## TASK DETAILS
What is needed is a copy of each line in the listing below that contains "Organic".

## DATASET EXTRACT
..............................

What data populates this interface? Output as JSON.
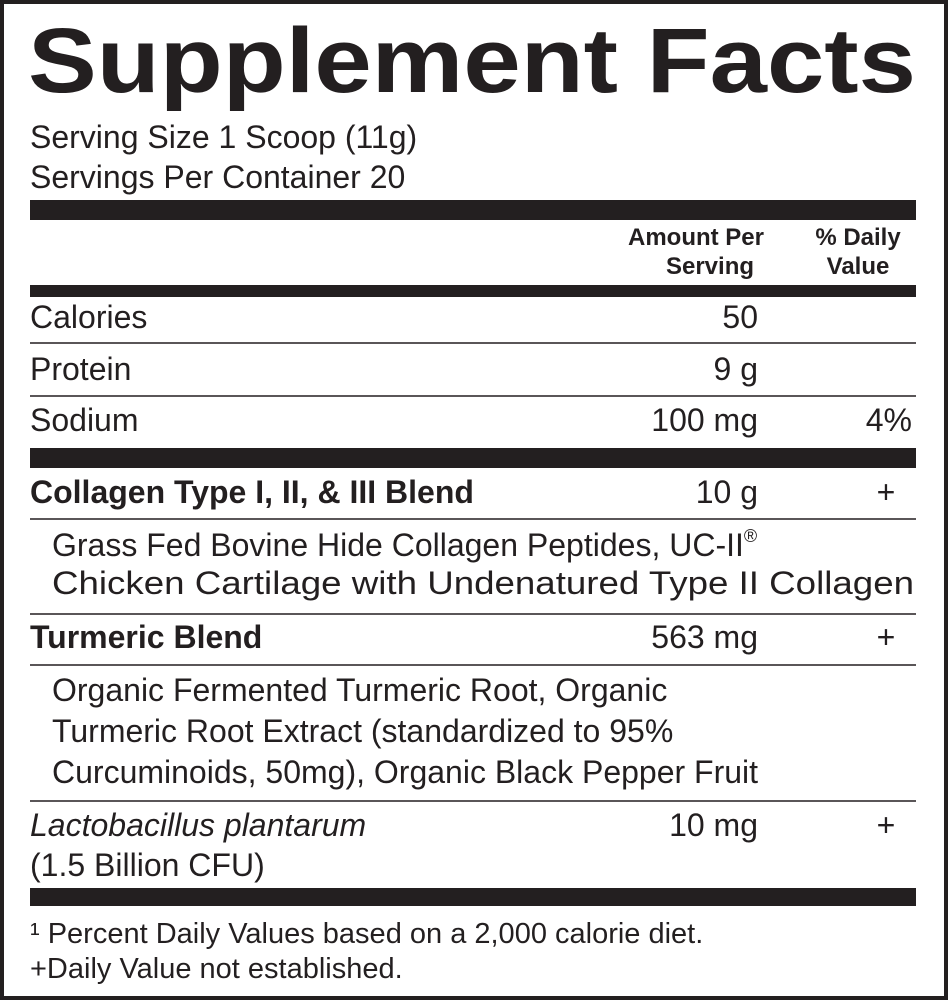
{
  "title": "Supplement Facts",
  "serving_size": "Serving Size 1 Scoop (11g)",
  "servings_per_container": "Servings Per Container 20",
  "header": {
    "amount": [
      "Amount Per",
      "Serving"
    ],
    "daily_value": [
      "% Daily",
      "Value"
    ]
  },
  "nutrients": [
    {
      "name": "Calories",
      "amount": "50"
    },
    {
      "name": "Protein",
      "amount": "9 g"
    },
    {
      "name": "Sodium",
      "amount": "100 mg",
      "daily_value": "4%"
    }
  ],
  "blends": [
    {
      "name": "Collagen Type I, II, & III Blend",
      "amount": "10 g",
      "daily_value": "+",
      "ingredients": [
        "Grass Fed Bovine Hide Collagen Peptides, UC-II",
        "Chicken Cartilage with Undenatured Type II Collagen"
      ],
      "mark": "®"
    },
    {
      "name": "Turmeric Blend",
      "amount": "563 mg",
      "daily_value": "+",
      "ingredients": [
        "Organic Fermented Turmeric Root, Organic",
        "Turmeric Root Extract (standardized to 95%",
        "Curcuminoids, 50mg), Organic Black Pepper Fruit"
      ]
    },
    {
      "name": "Lactobacillus plantarum",
      "amount": "10 mg",
      "daily_value": "+",
      "ingredients": [
        "(1.5 Billion CFU)"
      ]
    }
  ],
  "footnotes": [
    "¹ Percent Daily Values based on a 2,000 calorie diet.",
    "+Daily Value not established."
  ]
}
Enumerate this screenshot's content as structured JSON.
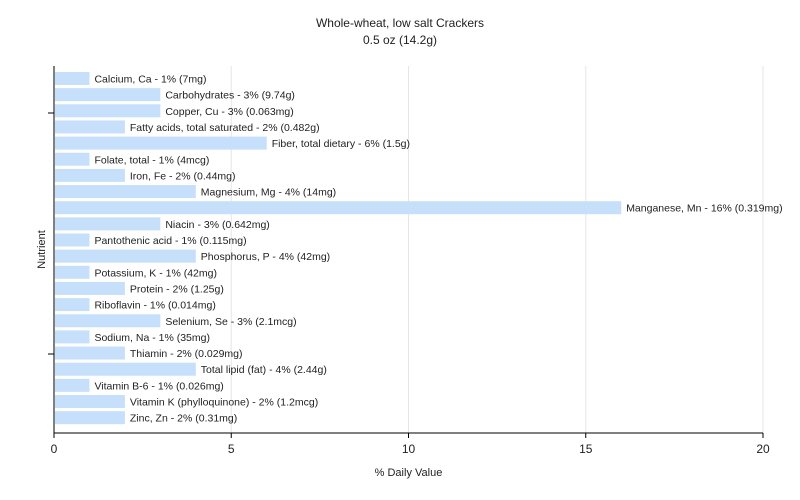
{
  "chart_data": {
    "type": "bar",
    "orientation": "horizontal",
    "title": "Whole-wheat, low salt Crackers",
    "subtitle": "0.5 oz (14.2g)",
    "xlabel": "% Daily Value",
    "ylabel": "Nutrient",
    "xlim": [
      0,
      20
    ],
    "xticks": [
      0,
      5,
      10,
      15,
      20
    ],
    "grid": true,
    "bar_color": "#c6dffa",
    "categories": [
      "Calcium, Ca - 1% (7mg)",
      "Carbohydrates - 3% (9.74g)",
      "Copper, Cu - 3% (0.063mg)",
      "Fatty acids, total saturated - 2% (0.482g)",
      "Fiber, total dietary - 6% (1.5g)",
      "Folate, total - 1% (4mcg)",
      "Iron, Fe - 2% (0.44mg)",
      "Magnesium, Mg - 4% (14mg)",
      "Manganese, Mn - 16% (0.319mg)",
      "Niacin - 3% (0.642mg)",
      "Pantothenic acid - 1% (0.115mg)",
      "Phosphorus, P - 4% (42mg)",
      "Potassium, K - 1% (42mg)",
      "Protein - 2% (1.25g)",
      "Riboflavin - 1% (0.014mg)",
      "Selenium, Se - 3% (2.1mcg)",
      "Sodium, Na - 1% (35mg)",
      "Thiamin - 2% (0.029mg)",
      "Total lipid (fat) - 4% (2.44g)",
      "Vitamin B-6 - 1% (0.026mg)",
      "Vitamin K (phylloquinone) - 2% (1.2mcg)",
      "Zinc, Zn - 2% (0.31mg)"
    ],
    "values": [
      1,
      3,
      3,
      2,
      6,
      1,
      2,
      4,
      16,
      3,
      1,
      4,
      1,
      2,
      1,
      3,
      1,
      2,
      4,
      1,
      2,
      2
    ]
  }
}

..............................

## EXERCISE RESULT
        "Organic Fermented Turmeric Root, Organic",
        "Curcuminoids, 50mg), Organic Black Pepper Fruit"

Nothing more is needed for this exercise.